== Directive ==
Each line containing the word "time" needs to be copied.

== Stored dataset items ==
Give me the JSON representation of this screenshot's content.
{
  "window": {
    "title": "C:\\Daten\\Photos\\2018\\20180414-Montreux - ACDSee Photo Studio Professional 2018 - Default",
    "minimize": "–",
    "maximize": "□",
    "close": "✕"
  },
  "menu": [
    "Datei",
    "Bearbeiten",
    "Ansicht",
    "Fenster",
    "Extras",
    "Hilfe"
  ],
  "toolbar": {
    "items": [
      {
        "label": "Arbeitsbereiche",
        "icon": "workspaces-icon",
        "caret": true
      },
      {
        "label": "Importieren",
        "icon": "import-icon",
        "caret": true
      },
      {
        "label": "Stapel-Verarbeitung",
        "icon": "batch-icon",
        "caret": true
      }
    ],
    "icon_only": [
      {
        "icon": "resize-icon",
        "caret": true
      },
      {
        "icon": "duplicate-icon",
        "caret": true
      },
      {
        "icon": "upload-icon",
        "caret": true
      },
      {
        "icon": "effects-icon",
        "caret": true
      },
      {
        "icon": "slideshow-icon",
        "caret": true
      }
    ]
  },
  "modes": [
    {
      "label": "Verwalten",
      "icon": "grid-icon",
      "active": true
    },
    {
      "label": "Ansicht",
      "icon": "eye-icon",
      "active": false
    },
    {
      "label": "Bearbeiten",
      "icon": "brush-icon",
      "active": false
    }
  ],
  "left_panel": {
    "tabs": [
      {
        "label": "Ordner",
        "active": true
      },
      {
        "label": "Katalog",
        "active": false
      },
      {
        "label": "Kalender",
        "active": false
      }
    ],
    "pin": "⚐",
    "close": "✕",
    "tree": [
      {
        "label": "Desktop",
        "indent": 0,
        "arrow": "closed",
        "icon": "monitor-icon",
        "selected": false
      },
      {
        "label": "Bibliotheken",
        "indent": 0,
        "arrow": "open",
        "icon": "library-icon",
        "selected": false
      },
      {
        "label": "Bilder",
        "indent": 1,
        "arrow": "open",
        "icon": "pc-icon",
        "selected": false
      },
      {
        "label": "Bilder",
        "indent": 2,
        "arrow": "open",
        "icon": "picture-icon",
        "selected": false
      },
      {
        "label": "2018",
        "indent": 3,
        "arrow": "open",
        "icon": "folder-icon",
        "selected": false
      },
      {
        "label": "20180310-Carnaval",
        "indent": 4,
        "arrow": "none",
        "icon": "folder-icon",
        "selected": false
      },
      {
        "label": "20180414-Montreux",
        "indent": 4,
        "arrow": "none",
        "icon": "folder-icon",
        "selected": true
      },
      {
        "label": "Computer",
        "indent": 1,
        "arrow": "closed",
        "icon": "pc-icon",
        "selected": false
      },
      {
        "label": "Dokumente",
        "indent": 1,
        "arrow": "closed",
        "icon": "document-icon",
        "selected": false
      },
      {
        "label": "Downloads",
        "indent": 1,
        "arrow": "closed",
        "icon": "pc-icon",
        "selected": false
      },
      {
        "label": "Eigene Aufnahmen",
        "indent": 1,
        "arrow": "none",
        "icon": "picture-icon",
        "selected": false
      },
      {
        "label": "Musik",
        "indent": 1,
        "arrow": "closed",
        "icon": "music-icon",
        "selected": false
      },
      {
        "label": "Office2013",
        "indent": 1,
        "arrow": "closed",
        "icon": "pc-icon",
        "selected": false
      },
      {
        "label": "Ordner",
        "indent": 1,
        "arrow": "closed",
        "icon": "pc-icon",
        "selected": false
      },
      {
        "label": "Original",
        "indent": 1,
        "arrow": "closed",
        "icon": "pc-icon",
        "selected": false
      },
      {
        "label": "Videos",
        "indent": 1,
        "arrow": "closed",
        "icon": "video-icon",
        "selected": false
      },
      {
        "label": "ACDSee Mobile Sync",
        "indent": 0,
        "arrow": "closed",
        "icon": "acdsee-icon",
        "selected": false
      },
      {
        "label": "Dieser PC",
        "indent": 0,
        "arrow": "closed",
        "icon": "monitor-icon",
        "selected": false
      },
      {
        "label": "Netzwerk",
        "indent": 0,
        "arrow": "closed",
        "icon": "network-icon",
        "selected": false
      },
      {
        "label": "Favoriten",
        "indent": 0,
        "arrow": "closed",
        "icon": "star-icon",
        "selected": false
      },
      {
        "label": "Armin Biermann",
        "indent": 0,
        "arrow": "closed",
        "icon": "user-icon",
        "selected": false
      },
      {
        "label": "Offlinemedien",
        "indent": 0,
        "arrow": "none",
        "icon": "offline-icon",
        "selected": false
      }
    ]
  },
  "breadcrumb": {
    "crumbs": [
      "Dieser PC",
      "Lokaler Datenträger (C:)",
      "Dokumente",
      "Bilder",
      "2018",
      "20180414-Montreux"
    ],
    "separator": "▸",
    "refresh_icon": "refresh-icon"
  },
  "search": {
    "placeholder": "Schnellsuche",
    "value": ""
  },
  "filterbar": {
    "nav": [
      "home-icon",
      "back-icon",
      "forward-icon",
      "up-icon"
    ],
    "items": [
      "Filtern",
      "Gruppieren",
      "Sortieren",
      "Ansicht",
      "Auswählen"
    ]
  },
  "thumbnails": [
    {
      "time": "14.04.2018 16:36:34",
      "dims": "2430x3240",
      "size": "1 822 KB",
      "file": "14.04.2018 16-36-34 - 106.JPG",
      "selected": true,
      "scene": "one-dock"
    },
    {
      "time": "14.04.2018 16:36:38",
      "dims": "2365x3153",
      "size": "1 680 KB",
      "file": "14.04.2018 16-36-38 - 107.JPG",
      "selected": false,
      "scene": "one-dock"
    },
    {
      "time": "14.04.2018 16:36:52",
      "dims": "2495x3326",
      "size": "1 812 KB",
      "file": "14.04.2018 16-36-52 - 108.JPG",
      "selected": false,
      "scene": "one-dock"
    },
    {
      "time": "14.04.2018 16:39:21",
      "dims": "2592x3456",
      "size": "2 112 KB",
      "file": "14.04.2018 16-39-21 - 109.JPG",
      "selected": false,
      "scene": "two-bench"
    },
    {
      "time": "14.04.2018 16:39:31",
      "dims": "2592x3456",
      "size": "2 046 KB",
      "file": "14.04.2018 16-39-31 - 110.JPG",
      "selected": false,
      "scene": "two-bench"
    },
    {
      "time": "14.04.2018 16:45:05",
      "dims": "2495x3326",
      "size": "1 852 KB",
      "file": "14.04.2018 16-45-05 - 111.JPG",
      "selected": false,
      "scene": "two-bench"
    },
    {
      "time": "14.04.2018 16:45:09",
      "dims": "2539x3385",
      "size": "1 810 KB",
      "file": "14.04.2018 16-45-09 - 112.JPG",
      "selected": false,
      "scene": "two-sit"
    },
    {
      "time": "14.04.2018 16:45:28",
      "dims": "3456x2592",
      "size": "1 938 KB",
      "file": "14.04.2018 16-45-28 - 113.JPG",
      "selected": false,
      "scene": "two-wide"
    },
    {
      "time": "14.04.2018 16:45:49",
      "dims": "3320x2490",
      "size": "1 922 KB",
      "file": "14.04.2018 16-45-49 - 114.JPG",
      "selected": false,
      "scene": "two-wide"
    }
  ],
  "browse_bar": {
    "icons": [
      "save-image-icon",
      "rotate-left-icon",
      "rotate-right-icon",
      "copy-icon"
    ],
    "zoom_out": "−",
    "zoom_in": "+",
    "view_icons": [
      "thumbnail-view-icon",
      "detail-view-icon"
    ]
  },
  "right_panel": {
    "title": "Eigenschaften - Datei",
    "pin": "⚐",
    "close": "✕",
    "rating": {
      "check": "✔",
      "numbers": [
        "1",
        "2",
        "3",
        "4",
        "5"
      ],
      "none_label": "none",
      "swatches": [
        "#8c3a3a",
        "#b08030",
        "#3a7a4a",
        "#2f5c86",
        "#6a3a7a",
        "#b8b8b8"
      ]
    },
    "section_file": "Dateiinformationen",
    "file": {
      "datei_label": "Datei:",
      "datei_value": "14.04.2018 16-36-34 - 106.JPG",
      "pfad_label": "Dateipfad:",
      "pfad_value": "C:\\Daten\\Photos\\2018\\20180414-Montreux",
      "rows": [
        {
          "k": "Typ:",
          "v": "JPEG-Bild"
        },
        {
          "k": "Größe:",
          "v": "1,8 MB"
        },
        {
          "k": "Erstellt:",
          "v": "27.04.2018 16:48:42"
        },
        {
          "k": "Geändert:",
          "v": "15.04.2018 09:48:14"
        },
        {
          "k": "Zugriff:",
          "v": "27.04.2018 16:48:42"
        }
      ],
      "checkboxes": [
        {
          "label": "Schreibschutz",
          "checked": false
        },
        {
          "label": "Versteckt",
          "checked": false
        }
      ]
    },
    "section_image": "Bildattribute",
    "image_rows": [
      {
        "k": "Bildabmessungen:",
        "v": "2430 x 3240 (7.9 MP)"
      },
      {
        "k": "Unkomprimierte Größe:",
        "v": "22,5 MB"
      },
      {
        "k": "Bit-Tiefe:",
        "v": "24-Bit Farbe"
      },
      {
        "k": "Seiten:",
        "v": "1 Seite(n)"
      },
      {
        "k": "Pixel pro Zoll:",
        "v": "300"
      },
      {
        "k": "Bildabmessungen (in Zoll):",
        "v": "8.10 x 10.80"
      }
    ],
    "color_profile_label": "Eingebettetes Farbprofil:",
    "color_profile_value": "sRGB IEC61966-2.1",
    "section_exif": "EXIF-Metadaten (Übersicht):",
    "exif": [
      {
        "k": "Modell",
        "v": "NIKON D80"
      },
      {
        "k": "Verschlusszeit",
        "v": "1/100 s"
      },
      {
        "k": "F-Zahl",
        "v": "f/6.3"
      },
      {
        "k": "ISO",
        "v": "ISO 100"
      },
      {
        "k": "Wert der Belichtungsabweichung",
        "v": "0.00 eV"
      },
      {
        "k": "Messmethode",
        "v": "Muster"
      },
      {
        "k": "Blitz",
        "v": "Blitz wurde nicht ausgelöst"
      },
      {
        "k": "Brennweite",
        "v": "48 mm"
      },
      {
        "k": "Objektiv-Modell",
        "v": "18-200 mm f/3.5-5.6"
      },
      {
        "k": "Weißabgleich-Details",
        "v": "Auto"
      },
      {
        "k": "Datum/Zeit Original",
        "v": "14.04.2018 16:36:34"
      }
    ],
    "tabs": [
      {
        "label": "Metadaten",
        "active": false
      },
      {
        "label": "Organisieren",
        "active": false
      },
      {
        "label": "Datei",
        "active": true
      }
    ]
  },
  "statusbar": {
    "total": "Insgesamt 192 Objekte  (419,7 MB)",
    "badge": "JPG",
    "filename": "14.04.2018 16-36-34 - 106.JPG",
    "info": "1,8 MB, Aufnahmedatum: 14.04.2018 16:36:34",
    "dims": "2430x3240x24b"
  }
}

== Exercise result ==
      "time": "14.04.2018 16:36:34",
      "time": "14.04.2018 16:36:38",
      "time": "14.04.2018 16:36:52",
      "time": "14.04.2018 16:39:21",
      "time": "14.04.2018 16:39:31",
      "time": "14.04.2018 16:45:05",
      "time": "14.04.2018 16:45:09",
      "time": "14.04.2018 16:45:28",
      "time": "14.04.2018 16:45:49",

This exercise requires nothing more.